Select every line below containing the word "narcotine".

Data entries
=-=-=

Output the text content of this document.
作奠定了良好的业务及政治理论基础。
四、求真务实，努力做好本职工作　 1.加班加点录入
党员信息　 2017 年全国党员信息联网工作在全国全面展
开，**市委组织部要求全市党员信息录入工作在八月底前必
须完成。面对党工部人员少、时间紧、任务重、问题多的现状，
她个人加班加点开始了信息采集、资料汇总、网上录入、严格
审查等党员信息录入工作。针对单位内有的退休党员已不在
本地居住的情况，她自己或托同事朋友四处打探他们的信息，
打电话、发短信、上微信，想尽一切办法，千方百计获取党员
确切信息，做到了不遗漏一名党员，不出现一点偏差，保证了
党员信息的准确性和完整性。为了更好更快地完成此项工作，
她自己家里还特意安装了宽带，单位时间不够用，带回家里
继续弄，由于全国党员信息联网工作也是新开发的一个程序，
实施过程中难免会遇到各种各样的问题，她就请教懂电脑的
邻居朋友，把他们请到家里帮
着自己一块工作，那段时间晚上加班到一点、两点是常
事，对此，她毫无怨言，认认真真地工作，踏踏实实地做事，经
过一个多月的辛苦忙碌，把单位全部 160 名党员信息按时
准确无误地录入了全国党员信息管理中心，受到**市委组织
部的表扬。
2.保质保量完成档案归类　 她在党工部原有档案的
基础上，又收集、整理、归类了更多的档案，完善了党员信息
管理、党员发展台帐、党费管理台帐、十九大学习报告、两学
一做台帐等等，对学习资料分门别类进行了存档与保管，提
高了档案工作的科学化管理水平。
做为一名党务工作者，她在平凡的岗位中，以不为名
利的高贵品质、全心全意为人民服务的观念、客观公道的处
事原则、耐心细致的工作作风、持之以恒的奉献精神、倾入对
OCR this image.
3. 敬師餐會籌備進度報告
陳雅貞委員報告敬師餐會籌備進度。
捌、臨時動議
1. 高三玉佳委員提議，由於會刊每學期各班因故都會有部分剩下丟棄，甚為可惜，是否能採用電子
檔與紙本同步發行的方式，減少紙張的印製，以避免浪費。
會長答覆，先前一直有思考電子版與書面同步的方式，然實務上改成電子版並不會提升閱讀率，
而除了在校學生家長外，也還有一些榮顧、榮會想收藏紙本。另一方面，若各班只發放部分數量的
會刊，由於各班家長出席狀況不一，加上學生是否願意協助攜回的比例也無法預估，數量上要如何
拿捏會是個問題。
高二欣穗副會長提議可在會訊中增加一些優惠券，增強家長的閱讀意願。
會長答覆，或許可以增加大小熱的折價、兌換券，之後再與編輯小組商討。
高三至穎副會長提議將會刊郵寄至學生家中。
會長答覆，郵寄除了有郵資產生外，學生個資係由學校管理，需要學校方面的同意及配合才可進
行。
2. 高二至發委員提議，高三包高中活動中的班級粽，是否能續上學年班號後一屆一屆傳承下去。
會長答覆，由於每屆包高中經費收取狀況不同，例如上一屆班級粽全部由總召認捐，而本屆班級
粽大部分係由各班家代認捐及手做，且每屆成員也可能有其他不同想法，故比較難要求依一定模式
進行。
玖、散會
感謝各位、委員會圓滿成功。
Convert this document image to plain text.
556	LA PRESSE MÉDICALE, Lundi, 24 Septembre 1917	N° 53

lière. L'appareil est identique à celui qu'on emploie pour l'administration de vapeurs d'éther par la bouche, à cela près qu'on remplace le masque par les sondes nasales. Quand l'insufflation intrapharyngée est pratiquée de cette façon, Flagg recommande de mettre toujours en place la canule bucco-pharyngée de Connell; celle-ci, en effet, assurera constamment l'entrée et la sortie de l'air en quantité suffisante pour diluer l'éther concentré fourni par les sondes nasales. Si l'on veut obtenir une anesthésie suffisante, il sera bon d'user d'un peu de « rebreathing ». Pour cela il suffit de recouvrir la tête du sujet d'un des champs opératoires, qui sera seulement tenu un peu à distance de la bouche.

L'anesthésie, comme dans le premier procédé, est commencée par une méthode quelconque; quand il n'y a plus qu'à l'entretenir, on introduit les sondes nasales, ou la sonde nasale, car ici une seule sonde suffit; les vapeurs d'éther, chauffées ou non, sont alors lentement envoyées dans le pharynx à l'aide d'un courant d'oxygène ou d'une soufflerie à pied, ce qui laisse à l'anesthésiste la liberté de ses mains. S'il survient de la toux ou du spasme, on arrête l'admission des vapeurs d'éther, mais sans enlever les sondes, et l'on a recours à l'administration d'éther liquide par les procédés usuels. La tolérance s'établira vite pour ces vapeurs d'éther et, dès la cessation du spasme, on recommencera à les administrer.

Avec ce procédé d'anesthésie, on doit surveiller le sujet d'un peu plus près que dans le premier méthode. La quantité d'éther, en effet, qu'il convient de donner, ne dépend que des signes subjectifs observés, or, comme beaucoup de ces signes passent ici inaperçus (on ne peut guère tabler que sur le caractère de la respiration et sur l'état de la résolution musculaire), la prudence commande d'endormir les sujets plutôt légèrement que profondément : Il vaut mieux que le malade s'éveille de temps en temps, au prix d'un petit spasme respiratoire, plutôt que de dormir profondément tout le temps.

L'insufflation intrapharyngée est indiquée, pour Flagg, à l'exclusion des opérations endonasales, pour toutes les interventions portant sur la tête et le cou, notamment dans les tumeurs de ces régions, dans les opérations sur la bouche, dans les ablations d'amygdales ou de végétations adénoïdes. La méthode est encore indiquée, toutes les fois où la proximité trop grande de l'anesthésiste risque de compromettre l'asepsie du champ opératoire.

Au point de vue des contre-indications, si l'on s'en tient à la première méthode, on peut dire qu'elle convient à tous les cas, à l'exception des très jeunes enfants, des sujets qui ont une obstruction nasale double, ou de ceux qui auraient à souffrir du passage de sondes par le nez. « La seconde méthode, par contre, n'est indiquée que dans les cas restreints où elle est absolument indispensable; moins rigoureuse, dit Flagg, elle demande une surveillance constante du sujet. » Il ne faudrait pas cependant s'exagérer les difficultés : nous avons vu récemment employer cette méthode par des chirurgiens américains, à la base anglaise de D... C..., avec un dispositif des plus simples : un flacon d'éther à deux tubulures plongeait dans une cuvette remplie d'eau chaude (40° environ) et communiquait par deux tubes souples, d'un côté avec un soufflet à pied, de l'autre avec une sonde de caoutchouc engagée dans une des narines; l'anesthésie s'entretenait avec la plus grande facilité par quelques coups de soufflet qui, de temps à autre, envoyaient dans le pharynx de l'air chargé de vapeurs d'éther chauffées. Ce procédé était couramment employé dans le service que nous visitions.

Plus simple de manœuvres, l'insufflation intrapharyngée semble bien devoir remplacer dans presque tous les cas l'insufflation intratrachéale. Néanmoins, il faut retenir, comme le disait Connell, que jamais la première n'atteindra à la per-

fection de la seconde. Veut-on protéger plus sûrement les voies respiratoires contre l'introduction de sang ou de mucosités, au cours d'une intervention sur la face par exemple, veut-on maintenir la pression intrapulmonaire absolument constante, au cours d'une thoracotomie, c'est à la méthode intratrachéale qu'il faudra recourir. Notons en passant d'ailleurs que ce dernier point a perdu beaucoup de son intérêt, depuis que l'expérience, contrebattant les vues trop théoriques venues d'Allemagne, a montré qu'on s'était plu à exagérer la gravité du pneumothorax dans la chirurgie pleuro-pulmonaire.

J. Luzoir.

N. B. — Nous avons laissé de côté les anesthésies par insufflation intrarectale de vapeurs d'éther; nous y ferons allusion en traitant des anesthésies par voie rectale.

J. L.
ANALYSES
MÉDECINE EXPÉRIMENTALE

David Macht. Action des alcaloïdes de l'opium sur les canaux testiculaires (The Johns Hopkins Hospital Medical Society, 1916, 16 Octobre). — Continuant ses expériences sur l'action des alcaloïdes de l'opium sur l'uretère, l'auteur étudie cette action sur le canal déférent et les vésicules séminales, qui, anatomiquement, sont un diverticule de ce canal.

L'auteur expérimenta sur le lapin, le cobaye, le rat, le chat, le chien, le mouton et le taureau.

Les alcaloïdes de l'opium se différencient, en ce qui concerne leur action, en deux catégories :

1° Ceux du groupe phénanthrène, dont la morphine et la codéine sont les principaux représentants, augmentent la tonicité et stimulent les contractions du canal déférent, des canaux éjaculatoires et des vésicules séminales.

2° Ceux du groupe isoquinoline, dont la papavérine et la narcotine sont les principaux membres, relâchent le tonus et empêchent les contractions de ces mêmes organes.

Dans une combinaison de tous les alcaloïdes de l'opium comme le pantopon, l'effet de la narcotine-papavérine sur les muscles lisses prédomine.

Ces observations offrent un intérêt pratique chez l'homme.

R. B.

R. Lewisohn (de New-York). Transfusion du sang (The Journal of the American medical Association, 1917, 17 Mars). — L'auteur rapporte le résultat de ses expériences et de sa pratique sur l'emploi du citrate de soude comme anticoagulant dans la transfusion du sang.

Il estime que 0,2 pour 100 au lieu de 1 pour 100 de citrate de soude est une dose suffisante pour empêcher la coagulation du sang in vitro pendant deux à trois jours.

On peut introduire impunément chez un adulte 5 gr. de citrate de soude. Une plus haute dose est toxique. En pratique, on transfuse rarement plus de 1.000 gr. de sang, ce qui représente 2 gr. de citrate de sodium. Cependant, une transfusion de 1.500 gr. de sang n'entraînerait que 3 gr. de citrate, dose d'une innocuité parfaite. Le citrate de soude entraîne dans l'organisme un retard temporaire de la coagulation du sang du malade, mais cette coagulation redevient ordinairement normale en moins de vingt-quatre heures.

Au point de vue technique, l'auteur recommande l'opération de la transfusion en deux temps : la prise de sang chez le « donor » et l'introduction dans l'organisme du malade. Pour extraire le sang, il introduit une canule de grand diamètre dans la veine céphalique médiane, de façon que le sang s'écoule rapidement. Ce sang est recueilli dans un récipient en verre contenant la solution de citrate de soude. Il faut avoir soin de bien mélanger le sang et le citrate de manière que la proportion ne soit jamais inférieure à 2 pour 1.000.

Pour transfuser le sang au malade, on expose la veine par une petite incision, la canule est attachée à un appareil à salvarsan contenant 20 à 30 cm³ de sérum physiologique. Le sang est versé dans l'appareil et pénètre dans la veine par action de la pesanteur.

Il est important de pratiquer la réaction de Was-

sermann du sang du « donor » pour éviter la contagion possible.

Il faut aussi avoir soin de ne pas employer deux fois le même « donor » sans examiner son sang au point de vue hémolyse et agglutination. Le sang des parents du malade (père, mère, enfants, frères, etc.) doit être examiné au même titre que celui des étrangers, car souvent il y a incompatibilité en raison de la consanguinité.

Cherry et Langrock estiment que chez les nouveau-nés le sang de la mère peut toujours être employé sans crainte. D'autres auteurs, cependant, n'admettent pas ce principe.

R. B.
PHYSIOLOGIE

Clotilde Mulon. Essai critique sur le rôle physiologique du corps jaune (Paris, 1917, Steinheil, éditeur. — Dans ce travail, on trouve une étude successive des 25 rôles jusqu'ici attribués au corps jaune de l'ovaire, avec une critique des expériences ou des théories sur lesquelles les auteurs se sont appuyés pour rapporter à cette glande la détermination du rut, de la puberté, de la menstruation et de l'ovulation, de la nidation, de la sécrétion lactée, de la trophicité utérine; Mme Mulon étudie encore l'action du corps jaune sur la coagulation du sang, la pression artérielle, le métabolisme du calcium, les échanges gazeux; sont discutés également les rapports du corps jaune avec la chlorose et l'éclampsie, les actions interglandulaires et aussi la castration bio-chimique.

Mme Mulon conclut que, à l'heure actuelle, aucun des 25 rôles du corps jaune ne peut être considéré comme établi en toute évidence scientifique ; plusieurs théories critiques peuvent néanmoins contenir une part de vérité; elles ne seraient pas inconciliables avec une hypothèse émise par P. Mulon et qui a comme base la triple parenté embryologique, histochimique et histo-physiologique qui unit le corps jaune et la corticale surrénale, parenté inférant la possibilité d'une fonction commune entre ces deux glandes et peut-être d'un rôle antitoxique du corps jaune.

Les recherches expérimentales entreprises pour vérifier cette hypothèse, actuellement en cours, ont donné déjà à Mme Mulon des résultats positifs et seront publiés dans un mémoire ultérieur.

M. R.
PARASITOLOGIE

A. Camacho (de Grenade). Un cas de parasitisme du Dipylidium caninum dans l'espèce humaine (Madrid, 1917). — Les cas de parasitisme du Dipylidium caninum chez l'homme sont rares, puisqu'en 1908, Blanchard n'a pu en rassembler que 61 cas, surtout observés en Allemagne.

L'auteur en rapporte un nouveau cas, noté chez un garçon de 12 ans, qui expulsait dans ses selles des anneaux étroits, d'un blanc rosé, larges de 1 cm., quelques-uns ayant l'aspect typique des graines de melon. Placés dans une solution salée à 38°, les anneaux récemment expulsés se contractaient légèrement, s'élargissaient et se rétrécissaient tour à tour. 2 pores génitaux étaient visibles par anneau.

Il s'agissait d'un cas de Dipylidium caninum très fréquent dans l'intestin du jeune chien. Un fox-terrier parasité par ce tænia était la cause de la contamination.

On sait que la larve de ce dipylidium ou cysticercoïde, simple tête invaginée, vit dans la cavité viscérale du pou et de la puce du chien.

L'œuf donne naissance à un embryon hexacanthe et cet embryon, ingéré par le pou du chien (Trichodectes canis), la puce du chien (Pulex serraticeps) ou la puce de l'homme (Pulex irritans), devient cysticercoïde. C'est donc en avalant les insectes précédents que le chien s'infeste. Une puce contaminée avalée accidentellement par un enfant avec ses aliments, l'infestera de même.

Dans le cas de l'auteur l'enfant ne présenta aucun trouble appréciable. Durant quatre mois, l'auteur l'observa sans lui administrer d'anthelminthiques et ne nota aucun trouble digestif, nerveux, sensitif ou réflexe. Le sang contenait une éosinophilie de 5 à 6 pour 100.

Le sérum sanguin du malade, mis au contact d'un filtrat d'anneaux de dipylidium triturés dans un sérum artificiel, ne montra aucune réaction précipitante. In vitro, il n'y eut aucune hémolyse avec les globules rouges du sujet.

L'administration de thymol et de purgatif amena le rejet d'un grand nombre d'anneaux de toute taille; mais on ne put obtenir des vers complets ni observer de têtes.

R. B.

=-=-=

The output ::
2° Ceux du groupe isoquinoline, dont la papavérine et la narcotine sont les principaux membres, relâchent le tonus et empêchent les contractions de ces mêmes organes.
Dans une combinaison de tous les alcaloïdes de l'opium comme le pantopon, l'effet de la narcotine-papavérine sur les muscles lisses prédomine.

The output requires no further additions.